::: TASK MATERIAL

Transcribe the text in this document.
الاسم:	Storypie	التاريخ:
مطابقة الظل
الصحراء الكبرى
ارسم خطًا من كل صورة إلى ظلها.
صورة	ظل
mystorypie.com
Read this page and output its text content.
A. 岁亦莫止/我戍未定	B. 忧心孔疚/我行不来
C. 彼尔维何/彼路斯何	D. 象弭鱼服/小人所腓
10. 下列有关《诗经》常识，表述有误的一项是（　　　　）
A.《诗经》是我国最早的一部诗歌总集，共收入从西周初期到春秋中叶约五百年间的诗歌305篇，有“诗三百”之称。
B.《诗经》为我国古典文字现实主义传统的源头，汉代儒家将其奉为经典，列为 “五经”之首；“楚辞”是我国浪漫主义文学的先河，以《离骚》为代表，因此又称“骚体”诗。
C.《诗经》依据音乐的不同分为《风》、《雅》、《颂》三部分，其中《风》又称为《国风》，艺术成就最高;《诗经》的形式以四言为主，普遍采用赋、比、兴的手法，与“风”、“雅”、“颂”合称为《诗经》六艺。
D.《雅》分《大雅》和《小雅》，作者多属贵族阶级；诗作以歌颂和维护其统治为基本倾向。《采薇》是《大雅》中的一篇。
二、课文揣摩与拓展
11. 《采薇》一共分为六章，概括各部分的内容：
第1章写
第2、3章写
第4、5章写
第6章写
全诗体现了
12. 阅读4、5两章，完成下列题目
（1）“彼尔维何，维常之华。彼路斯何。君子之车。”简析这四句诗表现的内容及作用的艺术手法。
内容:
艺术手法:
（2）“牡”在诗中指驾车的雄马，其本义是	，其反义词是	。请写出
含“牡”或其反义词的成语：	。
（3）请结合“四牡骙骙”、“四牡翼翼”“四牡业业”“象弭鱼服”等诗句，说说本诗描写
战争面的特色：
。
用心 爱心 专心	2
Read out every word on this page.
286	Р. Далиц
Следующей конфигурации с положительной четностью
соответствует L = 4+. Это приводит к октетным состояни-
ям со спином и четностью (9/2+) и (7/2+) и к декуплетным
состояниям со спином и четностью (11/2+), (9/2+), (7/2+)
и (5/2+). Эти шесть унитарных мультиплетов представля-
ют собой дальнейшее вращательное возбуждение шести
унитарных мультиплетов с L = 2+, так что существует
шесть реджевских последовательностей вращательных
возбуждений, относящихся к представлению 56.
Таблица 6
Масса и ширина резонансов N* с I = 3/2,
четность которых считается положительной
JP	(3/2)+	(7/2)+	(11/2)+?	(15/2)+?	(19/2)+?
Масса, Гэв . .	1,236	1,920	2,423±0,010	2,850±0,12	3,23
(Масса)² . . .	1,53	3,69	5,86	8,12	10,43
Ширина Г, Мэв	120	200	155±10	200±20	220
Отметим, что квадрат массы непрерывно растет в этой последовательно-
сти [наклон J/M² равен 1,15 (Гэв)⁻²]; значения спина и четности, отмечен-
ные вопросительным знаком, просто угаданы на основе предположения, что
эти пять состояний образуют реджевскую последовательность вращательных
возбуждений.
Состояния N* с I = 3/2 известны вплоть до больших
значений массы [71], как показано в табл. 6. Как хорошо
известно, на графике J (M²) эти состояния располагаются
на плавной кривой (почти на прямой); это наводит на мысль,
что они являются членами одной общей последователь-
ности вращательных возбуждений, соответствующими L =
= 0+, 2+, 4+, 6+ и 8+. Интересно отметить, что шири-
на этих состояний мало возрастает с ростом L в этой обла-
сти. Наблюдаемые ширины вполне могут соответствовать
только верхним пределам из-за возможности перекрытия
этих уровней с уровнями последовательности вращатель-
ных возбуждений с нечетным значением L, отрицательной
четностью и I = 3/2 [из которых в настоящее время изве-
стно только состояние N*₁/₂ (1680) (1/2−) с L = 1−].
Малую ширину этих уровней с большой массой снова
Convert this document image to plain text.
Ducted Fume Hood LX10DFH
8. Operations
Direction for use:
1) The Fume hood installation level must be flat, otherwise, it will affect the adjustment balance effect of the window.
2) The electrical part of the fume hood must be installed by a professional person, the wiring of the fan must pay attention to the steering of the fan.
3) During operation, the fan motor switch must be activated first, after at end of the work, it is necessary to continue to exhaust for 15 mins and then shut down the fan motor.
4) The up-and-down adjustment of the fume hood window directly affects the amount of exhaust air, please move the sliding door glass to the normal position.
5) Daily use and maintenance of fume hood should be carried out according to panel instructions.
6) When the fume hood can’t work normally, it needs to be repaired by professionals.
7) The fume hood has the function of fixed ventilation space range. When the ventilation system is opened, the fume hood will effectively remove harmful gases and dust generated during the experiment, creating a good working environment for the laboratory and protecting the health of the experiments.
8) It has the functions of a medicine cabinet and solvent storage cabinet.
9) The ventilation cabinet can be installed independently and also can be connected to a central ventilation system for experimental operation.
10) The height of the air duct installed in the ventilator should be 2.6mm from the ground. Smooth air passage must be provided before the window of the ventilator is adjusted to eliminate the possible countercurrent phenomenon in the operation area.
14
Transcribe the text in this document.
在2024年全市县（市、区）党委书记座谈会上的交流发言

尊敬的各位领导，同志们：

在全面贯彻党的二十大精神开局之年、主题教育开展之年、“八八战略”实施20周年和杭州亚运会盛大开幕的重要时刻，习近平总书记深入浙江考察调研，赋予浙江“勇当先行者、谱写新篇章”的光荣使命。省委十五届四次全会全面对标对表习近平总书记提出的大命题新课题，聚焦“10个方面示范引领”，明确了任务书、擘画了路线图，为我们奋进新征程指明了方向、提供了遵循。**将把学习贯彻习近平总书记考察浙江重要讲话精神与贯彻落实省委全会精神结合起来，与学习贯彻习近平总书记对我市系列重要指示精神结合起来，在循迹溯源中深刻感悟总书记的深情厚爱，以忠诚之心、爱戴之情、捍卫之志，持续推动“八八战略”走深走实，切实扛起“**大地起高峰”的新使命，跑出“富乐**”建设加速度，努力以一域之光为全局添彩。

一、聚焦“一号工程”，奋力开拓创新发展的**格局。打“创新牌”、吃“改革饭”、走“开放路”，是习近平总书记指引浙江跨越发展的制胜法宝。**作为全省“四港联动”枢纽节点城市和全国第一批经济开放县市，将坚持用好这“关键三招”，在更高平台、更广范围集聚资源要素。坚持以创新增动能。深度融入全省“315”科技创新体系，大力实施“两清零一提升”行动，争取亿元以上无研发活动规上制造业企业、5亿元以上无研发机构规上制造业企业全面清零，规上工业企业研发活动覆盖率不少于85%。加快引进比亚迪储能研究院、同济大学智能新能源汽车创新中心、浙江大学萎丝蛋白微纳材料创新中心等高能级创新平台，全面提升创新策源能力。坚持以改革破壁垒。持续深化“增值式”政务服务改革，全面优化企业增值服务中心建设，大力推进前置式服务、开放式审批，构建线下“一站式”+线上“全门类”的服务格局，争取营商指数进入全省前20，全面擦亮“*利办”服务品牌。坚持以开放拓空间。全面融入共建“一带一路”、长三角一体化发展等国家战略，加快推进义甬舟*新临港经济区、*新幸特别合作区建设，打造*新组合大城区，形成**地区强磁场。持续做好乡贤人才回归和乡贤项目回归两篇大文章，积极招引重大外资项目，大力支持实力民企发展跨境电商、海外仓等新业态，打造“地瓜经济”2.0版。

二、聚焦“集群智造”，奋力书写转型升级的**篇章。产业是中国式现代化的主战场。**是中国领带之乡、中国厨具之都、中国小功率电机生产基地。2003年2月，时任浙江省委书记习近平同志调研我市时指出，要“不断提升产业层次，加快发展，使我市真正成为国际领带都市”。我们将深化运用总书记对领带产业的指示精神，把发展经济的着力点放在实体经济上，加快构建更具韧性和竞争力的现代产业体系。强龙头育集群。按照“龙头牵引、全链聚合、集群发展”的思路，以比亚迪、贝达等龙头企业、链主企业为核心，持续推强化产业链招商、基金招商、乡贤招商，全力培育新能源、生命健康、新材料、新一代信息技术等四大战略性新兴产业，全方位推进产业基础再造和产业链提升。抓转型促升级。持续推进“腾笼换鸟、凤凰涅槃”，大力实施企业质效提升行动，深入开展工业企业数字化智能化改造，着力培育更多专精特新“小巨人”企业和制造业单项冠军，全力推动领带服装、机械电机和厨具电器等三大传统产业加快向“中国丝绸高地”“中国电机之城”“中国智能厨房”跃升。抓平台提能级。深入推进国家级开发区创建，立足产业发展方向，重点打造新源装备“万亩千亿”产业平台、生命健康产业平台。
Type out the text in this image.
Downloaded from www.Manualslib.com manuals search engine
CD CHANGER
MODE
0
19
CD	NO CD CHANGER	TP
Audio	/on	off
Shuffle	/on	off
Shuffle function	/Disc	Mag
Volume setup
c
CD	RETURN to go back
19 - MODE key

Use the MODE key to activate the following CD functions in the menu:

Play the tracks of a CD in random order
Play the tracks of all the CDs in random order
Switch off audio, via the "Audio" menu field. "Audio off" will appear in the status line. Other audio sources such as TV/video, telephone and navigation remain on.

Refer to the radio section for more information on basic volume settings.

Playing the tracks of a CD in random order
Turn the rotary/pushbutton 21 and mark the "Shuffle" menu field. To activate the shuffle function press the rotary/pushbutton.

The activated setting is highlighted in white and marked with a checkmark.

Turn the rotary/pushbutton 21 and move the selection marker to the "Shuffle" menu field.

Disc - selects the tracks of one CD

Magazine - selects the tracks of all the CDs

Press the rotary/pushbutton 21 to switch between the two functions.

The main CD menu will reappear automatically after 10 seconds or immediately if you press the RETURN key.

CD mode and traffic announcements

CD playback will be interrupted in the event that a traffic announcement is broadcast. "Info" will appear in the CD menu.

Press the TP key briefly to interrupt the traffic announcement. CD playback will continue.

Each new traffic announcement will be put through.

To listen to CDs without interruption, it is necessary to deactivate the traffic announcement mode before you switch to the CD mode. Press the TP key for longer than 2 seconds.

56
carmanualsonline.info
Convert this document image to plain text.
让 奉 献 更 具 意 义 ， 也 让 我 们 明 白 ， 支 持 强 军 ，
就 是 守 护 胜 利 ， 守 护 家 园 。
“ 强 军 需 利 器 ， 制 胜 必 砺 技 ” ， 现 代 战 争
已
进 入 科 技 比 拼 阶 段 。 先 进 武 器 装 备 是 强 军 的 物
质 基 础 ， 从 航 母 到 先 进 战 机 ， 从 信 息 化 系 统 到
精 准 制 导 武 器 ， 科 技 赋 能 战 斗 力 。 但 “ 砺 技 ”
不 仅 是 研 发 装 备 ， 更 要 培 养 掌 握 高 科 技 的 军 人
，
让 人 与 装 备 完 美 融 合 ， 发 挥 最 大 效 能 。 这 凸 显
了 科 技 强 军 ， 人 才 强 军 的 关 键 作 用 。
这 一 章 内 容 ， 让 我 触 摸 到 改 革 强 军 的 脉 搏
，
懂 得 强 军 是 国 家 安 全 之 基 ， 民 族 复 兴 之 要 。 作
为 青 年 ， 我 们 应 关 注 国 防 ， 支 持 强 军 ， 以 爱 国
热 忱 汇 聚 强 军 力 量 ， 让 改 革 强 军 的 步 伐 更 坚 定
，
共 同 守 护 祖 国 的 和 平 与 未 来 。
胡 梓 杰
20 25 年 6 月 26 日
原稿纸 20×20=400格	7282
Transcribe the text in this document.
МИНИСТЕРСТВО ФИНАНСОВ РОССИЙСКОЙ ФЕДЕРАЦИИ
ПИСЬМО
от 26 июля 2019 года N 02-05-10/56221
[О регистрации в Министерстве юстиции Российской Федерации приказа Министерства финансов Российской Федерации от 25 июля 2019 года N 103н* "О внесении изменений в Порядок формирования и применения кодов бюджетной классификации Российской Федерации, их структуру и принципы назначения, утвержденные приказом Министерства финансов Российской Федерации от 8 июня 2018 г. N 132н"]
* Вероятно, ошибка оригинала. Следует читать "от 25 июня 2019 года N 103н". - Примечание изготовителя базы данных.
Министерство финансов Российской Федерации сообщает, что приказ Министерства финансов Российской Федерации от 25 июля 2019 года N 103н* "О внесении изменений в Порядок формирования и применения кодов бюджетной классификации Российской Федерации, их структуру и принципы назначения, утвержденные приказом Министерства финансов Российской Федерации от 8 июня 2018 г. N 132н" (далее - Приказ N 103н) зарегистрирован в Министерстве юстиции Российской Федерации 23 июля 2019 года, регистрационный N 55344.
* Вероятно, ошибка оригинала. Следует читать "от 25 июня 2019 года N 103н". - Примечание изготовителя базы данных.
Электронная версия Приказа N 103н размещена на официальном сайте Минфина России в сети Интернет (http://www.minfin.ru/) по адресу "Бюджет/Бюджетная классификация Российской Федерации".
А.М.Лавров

::::::

--- WRITTEN TASK ---
Extract, from the material above, each line holding the word "приказом".

--- COMPLETE RESPONSE ---
[О регистрации в Министерстве юстиции Российской Федерации приказа Министерства финансов Российской Федерации от 25 июля 2019 года N 103н* "О внесении изменений в Порядок формирования и применения кодов бюджетной классификации Российской Федерации, их структуру и принципы назначения, утвержденные приказом Министерства финансов Российской Федерации от 8 июня 2018 г. N 132н"]
Министерство финансов Российской Федерации сообщает, что приказ Министерства финансов Российской Федерации от 25 июля 2019 года N 103н* "О внесении изменений в Порядок формирования и применения кодов бюджетной классификации Российской Федерации, их структуру и принципы назначения, утвержденные приказом Министерства финансов Российской Федерации от 8 июня 2018 г. N 132н" (далее - Приказ N 103н) зарегистрирован в Министерстве юстиции Российской Федерации 23 июля 2019 года, регистрационный N 55344.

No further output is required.